● Exercise details
Write out the entries below once more, exactly, with the pictures left out.

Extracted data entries
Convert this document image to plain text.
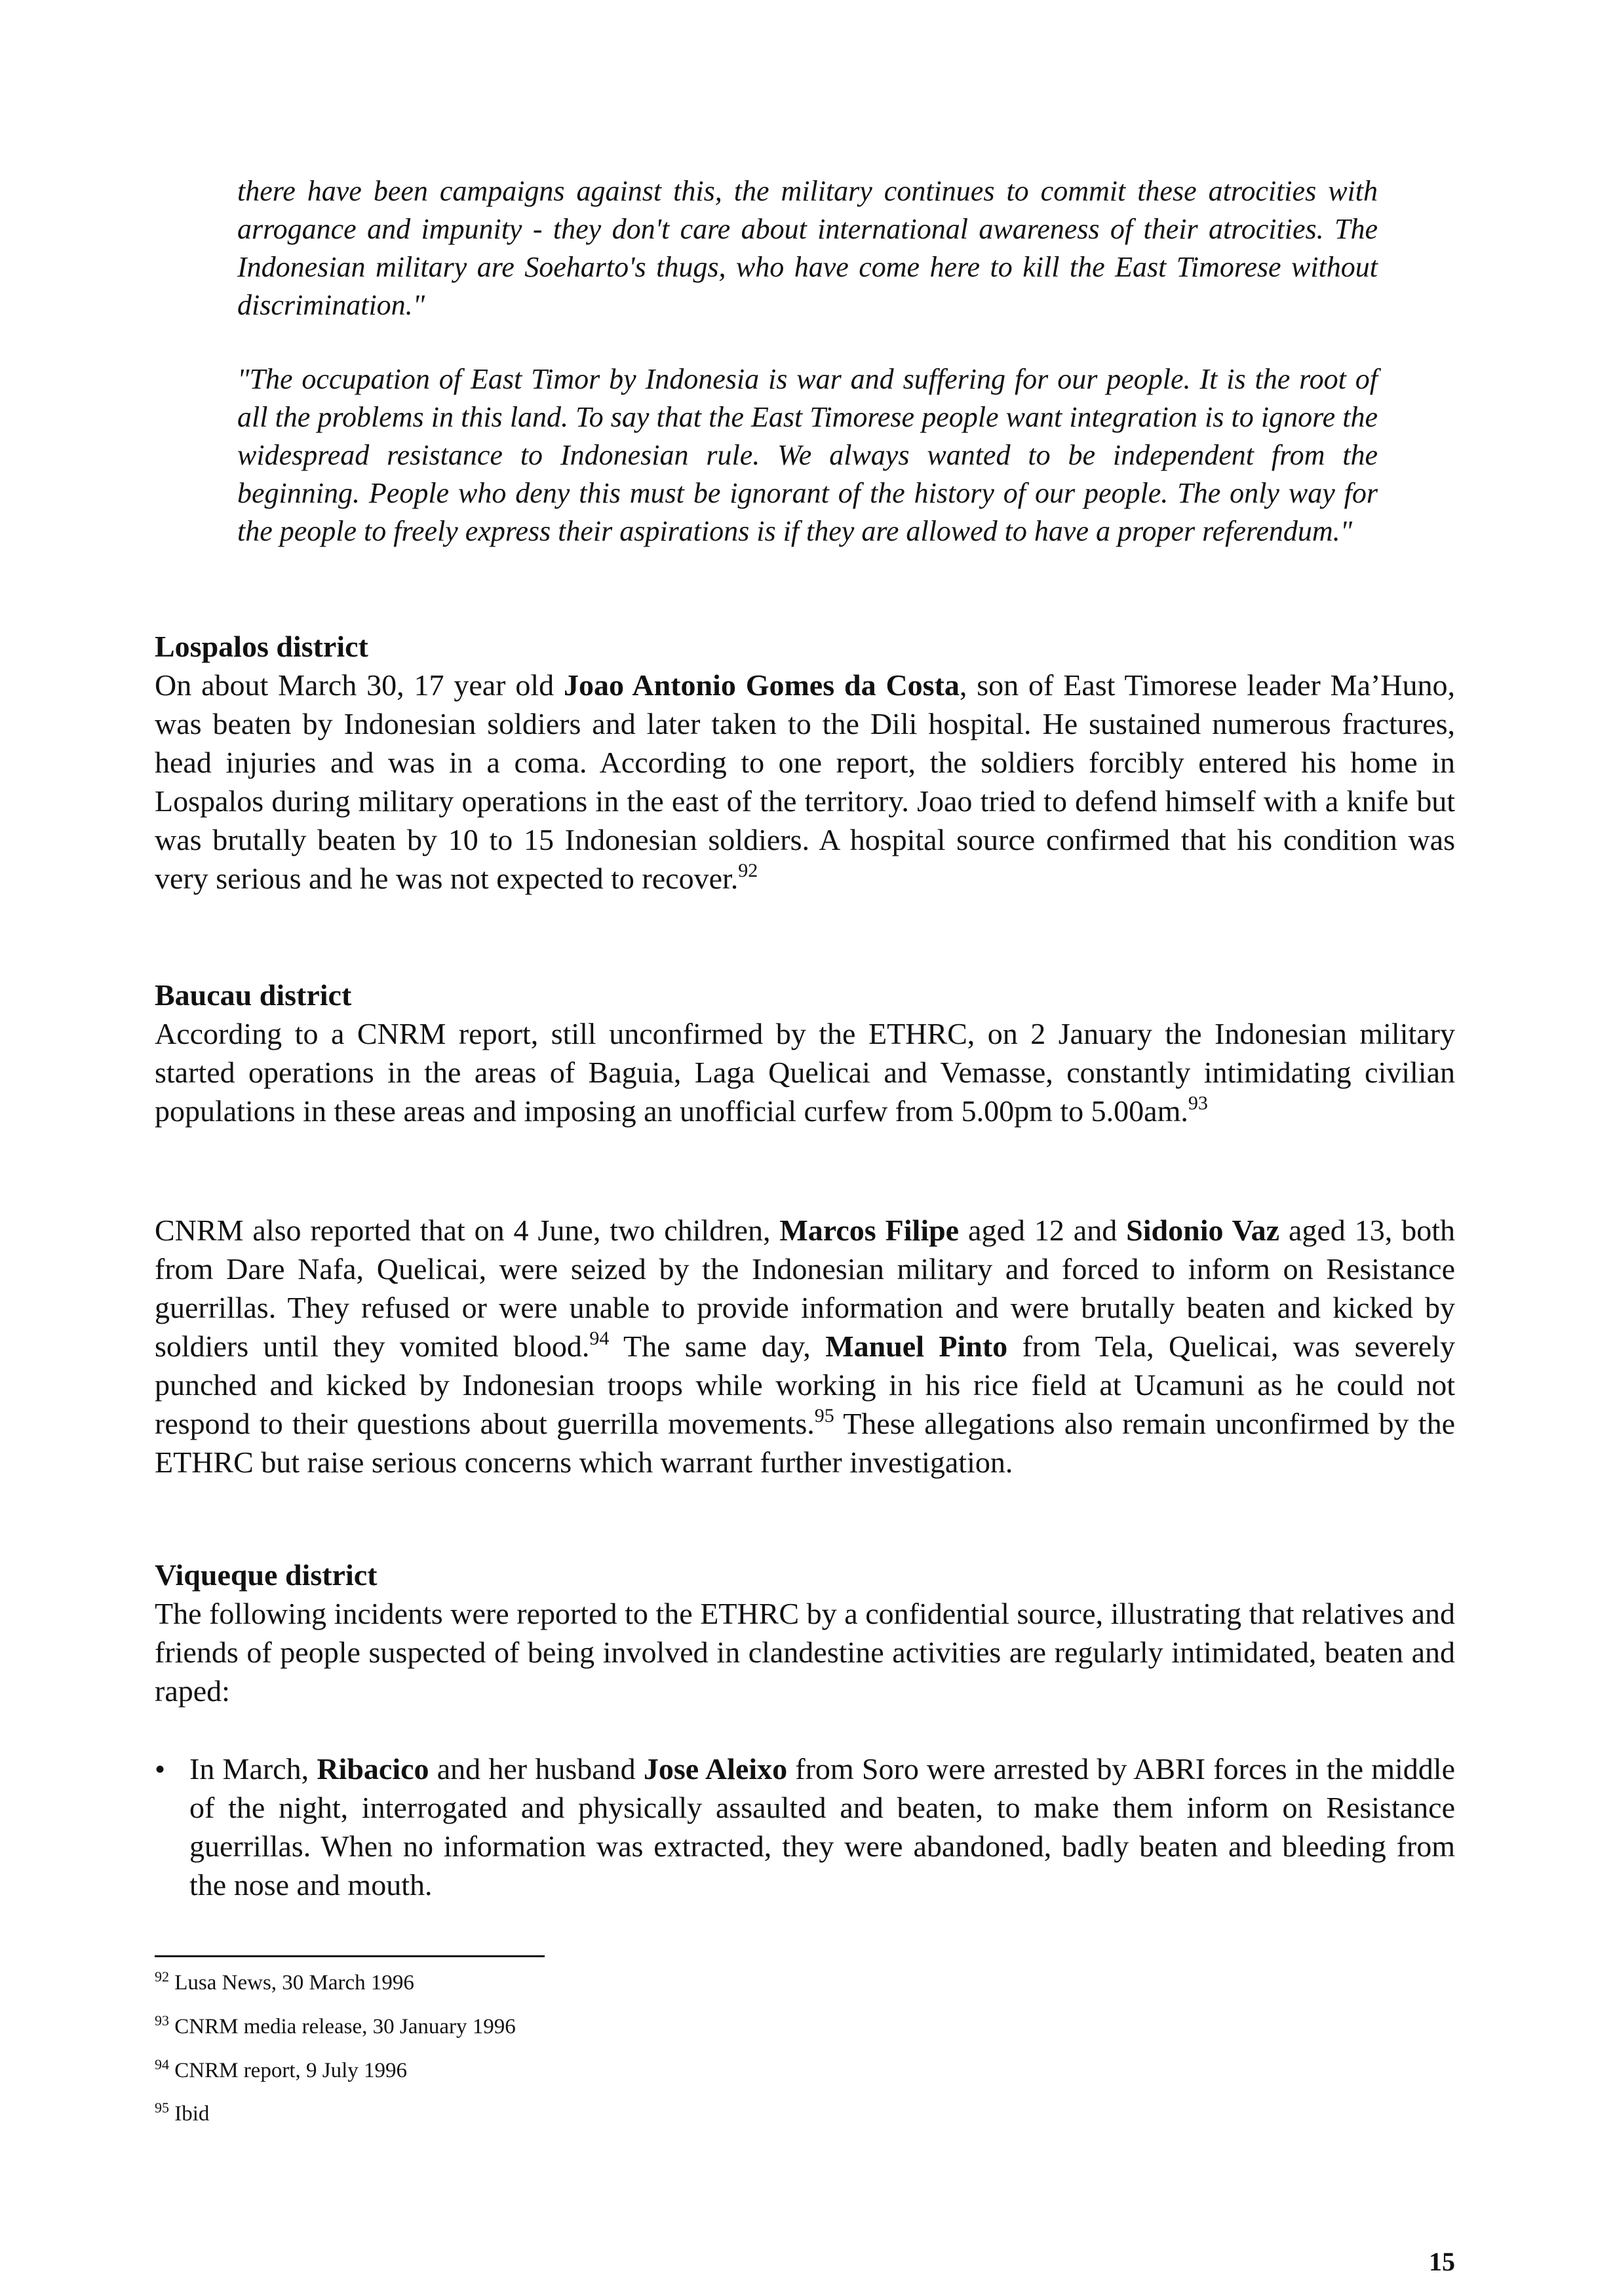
there have been campaigns against this, the military continues to commit these atrocities with arrogance and impunity - they don't care about international awareness of their atrocities. The Indonesian military are Soeharto's thugs, who have come here to kill the East Timorese without discrimination."

"The occupation of East Timor by Indonesia is war and suffering for our people. It is the root of all the problems in this land. To say that the East Timorese people want integration is to ignore the widespread resistance to Indonesian rule. We always wanted to be independent from the beginning. People who deny this must be ignorant of the history of our people. The only way for the people to freely express their aspirations is if they are allowed to have a proper referendum."

Lospalos district

On about March 30, 17 year old Joao Antonio Gomes da Costa, son of East Timorese leader Ma’Huno, was beaten by Indonesian soldiers and later taken to the Dili hospital. He sustained numerous fractures, head injuries and was in a coma. According to one report, the soldiers forcibly entered his home in Lospalos during military operations in the east of the territory. Joao tried to defend himself with a knife but was brutally beaten by 10 to 15 Indonesian soldiers. A hospital source confirmed that his condition was very serious and he was not expected to recover.$^{92}$

Baucau district

According to a CNRM report, still unconfirmed by the ETHRC, on 2 January the Indonesian military started operations in the areas of Baguia, Laga Quelicai and Vemasse, constantly intimidating civilian populations in these areas and imposing an unofficial curfew from 5.00pm to 5.00am.$^{93}$

CNRM also reported that on 4 June, two children, Marcos Filipe aged 12 and Sidonio Vaz aged 13, both from Dare Nafa, Quelicai, were seized by the Indonesian military and forced to inform on Resistance guerrillas. They refused or were unable to provide information and were brutally beaten and kicked by soldiers until they vomited blood.$^{94}$ The same day, Manuel Pinto from Tela, Quelicai, was severely punched and kicked by Indonesian troops while working in his rice field at Ucamuni as he could not respond to their questions about guerrilla movements.$^{95}$ These allegations also remain unconfirmed by the ETHRC but raise serious concerns which warrant further investigation.

Viqueque district

The following incidents were reported to the ETHRC by a confidential source, illustrating that relatives and friends of people suspected of being involved in clandestine activities are regularly intimidated, beaten and raped:

• In March, Ribacico and her husband Jose Aleixo from Soro were arrested by ABRI forces in the middle of the night, interrogated and physically assaulted and beaten, to make them inform on Resistance guerrillas. When no information was extracted, they were abandoned, badly beaten and bleeding from the nose and mouth.

$^{92}$ Lusa News, 30 March 1996

$^{93}$ CNRM media release, 30 January 1996

$^{94}$ CNRM report, 9 July 1996

$^{95}$ Ibid

15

● Full answer
Convert this document image to plain text.
there have been campaigns against this, the military continues to commit these atrocities with arrogance and impunity - they don't care about international awareness of their atrocities. The Indonesian military are Soeharto's thugs, who have come here to kill the East Timorese without discrimination."

"The occupation of East Timor by Indonesia is war and suffering for our people. It is the root of all the problems in this land. To say that the East Timorese people want integration is to ignore the widespread resistance to Indonesian rule. We always wanted to be independent from the beginning. People who deny this must be ignorant of the history of our people. The only way for the people to freely express their aspirations is if they are allowed to have a proper referendum."

Lospalos district

On about March 30, 17 year old Joao Antonio Gomes da Costa, son of East Timorese leader Ma’Huno, was beaten by Indonesian soldiers and later taken to the Dili hospital. He sustained numerous fractures, head injuries and was in a coma. According to one report, the soldiers forcibly entered his home in Lospalos during military operations in the east of the territory. Joao tried to defend himself with a knife but was brutally beaten by 10 to 15 Indonesian soldiers. A hospital source confirmed that his condition was very serious and he was not expected to recover.$^{92}$

Baucau district

According to a CNRM report, still unconfirmed by the ETHRC, on 2 January the Indonesian military started operations in the areas of Baguia, Laga Quelicai and Vemasse, constantly intimidating civilian populations in these areas and imposing an unofficial curfew from 5.00pm to 5.00am.$^{93}$

CNRM also reported that on 4 June, two children, Marcos Filipe aged 12 and Sidonio Vaz aged 13, both from Dare Nafa, Quelicai, were seized by the Indonesian military and forced to inform on Resistance guerrillas. They refused or were unable to provide information and were brutally beaten and kicked by soldiers until they vomited blood.$^{94}$ The same day, Manuel Pinto from Tela, Quelicai, was severely punched and kicked by Indonesian troops while working in his rice field at Ucamuni as he could not respond to their questions about guerrilla movements.$^{95}$ These allegations also remain unconfirmed by the ETHRC but raise serious concerns which warrant further investigation.

Viqueque district

The following incidents were reported to the ETHRC by a confidential source, illustrating that relatives and friends of people suspected of being involved in clandestine activities are regularly intimidated, beaten and raped:

• In March, Ribacico and her husband Jose Aleixo from Soro were arrested by ABRI forces in the middle of the night, interrogated and physically assaulted and beaten, to make them inform on Resistance guerrillas. When no information was extracted, they were abandoned, badly beaten and bleeding from the nose and mouth.

$^{92}$ Lusa News, 30 March 1996

$^{93}$ CNRM media release, 30 January 1996

$^{94}$ CNRM report, 9 July 1996

$^{95}$ Ibid

15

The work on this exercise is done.